# Task to complete
Leave out the pictures; transcribe all else exactly.

START Extracted data

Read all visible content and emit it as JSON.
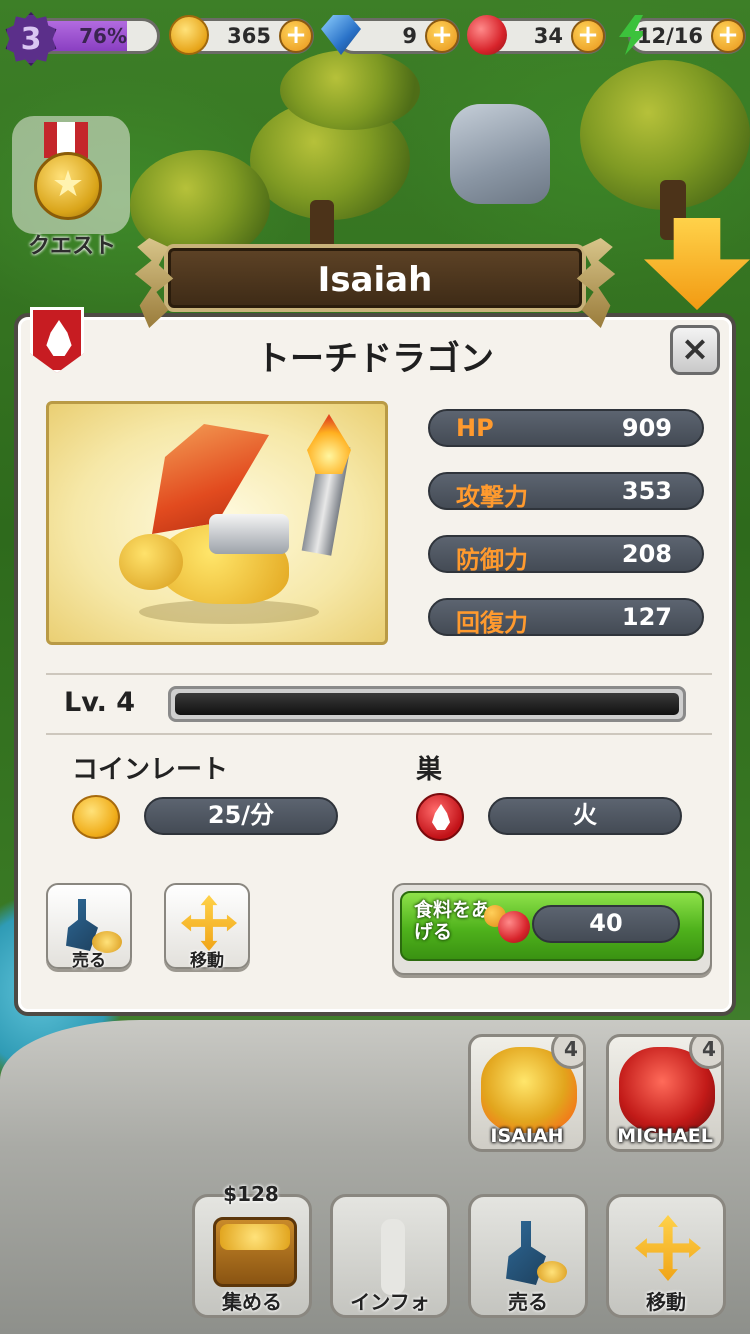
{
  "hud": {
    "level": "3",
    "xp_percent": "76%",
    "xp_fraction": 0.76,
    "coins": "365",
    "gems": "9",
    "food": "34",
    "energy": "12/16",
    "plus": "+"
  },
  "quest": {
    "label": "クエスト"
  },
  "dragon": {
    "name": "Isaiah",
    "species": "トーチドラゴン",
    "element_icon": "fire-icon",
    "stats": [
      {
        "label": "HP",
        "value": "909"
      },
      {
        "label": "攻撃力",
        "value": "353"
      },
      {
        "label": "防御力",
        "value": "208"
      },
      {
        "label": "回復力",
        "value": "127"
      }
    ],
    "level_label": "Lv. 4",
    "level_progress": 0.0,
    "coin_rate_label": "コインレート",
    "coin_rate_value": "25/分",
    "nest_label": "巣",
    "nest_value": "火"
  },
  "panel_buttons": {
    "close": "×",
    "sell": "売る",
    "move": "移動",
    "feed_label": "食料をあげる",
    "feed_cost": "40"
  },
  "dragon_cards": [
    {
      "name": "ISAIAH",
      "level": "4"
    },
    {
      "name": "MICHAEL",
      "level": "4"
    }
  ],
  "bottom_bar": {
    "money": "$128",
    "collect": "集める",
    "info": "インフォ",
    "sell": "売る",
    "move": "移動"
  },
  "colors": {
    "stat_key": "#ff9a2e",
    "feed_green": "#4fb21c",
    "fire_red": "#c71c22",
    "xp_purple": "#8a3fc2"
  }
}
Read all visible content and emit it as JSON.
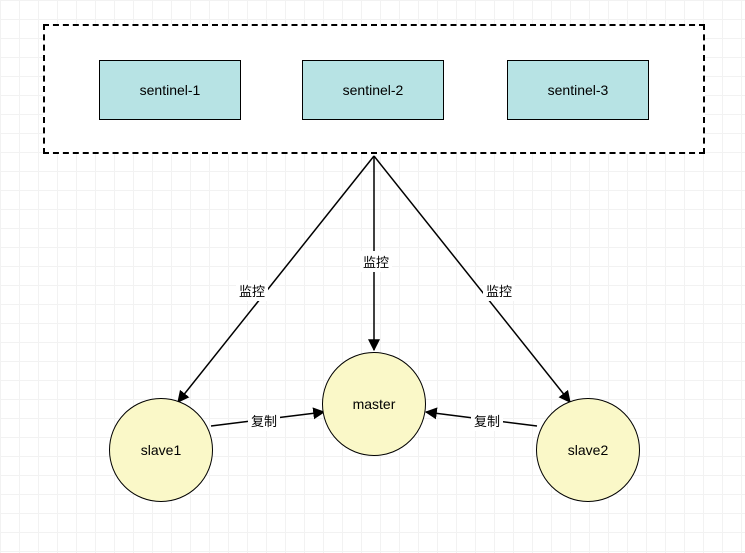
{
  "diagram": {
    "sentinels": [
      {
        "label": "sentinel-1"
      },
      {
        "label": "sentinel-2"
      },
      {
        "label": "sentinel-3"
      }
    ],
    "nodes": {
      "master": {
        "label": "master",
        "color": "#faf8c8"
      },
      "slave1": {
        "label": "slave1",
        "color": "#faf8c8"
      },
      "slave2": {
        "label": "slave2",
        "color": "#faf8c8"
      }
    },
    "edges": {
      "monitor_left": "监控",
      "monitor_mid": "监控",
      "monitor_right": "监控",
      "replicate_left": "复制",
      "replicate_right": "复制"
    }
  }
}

END Extracted data

# The completed task
Read all visible content and emit it as JSON.
{
  "hud": {
    "level": "3",
    "xp_percent": "76%",
    "xp_fraction": 0.76,
    "coins": "365",
    "gems": "9",
    "food": "34",
    "energy": "12/16",
    "plus": "+"
  },
  "quest": {
    "label": "クエスト"
  },
  "dragon": {
    "name": "Isaiah",
    "species": "トーチドラゴン",
    "element_icon": "fire-icon",
    "stats": [
      {
        "label": "HP",
        "value": "909"
      },
      {
        "label": "攻撃力",
        "value": "353"
      },
      {
        "label": "防御力",
        "value": "208"
      },
      {
        "label": "回復力",
        "value": "127"
      }
    ],
    "level_label": "Lv. 4",
    "level_progress": 0.0,
    "coin_rate_label": "コインレート",
    "coin_rate_value": "25/分",
    "nest_label": "巣",
    "nest_value": "火"
  },
  "panel_buttons": {
    "close": "×",
    "sell": "売る",
    "move": "移動",
    "feed_label": "食料をあげる",
    "feed_cost": "40"
  },
  "dragon_cards": [
    {
      "name": "ISAIAH",
      "level": "4"
    },
    {
      "name": "MICHAEL",
      "level": "4"
    }
  ],
  "bottom_bar": {
    "money": "$128",
    "collect": "集める",
    "info": "インフォ",
    "sell": "売る",
    "move": "移動"
  },
  "colors": {
    "stat_key": "#ff9a2e",
    "feed_green": "#4fb21c",
    "fire_red": "#c71c22",
    "xp_purple": "#8a3fc2"
  }
}
Read all visible content and emit it as JSON.
{
  "diagram": {
    "sentinels": [
      {
        "label": "sentinel-1"
      },
      {
        "label": "sentinel-2"
      },
      {
        "label": "sentinel-3"
      }
    ],
    "nodes": {
      "master": {
        "label": "master",
        "color": "#faf8c8"
      },
      "slave1": {
        "label": "slave1",
        "color": "#faf8c8"
      },
      "slave2": {
        "label": "slave2",
        "color": "#faf8c8"
      }
    },
    "edges": {
      "monitor_left": "监控",
      "monitor_mid": "监控",
      "monitor_right": "监控",
      "replicate_left": "复制",
      "replicate_right": "复制"
    }
  }
}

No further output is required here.